=== Listing ===

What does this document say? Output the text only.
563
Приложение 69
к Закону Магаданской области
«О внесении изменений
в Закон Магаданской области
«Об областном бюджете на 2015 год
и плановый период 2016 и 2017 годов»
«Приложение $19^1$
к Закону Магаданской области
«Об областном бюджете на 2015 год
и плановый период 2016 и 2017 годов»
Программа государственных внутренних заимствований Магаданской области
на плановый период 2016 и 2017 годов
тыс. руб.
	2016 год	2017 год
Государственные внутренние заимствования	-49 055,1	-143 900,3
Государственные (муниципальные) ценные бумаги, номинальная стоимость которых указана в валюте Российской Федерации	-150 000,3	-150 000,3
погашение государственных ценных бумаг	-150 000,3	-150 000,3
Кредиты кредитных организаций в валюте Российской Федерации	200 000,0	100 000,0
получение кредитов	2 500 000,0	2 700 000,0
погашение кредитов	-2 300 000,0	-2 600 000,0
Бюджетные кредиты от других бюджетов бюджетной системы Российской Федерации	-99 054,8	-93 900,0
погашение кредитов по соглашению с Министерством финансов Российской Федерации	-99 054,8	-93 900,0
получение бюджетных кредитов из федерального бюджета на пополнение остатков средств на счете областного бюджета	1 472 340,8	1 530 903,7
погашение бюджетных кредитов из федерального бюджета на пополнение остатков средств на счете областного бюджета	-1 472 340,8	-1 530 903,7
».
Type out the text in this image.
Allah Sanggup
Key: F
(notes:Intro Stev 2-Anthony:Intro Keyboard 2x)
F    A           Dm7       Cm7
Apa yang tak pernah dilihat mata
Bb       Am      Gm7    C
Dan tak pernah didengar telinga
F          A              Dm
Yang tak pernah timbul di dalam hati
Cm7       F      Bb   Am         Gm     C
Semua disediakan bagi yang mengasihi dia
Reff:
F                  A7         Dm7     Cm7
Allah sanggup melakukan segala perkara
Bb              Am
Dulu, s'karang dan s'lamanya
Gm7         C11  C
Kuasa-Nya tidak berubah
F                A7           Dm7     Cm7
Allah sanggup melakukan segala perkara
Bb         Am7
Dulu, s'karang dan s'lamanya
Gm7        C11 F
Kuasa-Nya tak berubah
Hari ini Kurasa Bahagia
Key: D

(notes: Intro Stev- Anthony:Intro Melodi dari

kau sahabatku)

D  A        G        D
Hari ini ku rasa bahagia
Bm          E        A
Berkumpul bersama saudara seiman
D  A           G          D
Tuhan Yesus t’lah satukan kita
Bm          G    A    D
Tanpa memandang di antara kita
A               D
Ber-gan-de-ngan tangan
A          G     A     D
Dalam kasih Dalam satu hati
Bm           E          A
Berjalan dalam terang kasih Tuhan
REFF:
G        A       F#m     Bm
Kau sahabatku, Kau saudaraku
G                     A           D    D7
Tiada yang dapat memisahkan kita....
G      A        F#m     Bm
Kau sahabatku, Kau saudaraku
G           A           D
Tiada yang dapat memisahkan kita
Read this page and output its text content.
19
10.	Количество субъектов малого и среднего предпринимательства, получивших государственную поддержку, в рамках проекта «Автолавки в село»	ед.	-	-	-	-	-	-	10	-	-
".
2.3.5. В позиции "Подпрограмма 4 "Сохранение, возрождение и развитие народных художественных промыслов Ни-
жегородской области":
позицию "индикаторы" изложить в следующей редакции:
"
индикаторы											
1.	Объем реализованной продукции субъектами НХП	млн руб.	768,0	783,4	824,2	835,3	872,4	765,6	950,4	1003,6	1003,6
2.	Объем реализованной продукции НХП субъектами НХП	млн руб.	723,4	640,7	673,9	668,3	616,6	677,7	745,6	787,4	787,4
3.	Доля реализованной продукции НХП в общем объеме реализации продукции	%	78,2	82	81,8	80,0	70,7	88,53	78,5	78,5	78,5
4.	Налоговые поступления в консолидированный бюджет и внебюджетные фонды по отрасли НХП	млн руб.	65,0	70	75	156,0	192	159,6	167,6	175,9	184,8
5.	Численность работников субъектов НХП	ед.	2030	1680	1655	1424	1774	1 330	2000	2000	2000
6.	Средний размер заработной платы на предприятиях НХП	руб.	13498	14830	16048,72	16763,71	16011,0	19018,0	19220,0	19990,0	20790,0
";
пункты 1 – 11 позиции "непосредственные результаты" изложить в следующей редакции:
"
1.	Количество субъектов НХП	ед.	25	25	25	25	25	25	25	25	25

===

> [Exercise objective]: Report how many lines of the listing hold the word "области", with nothing but the number.

> [Completed task]: 5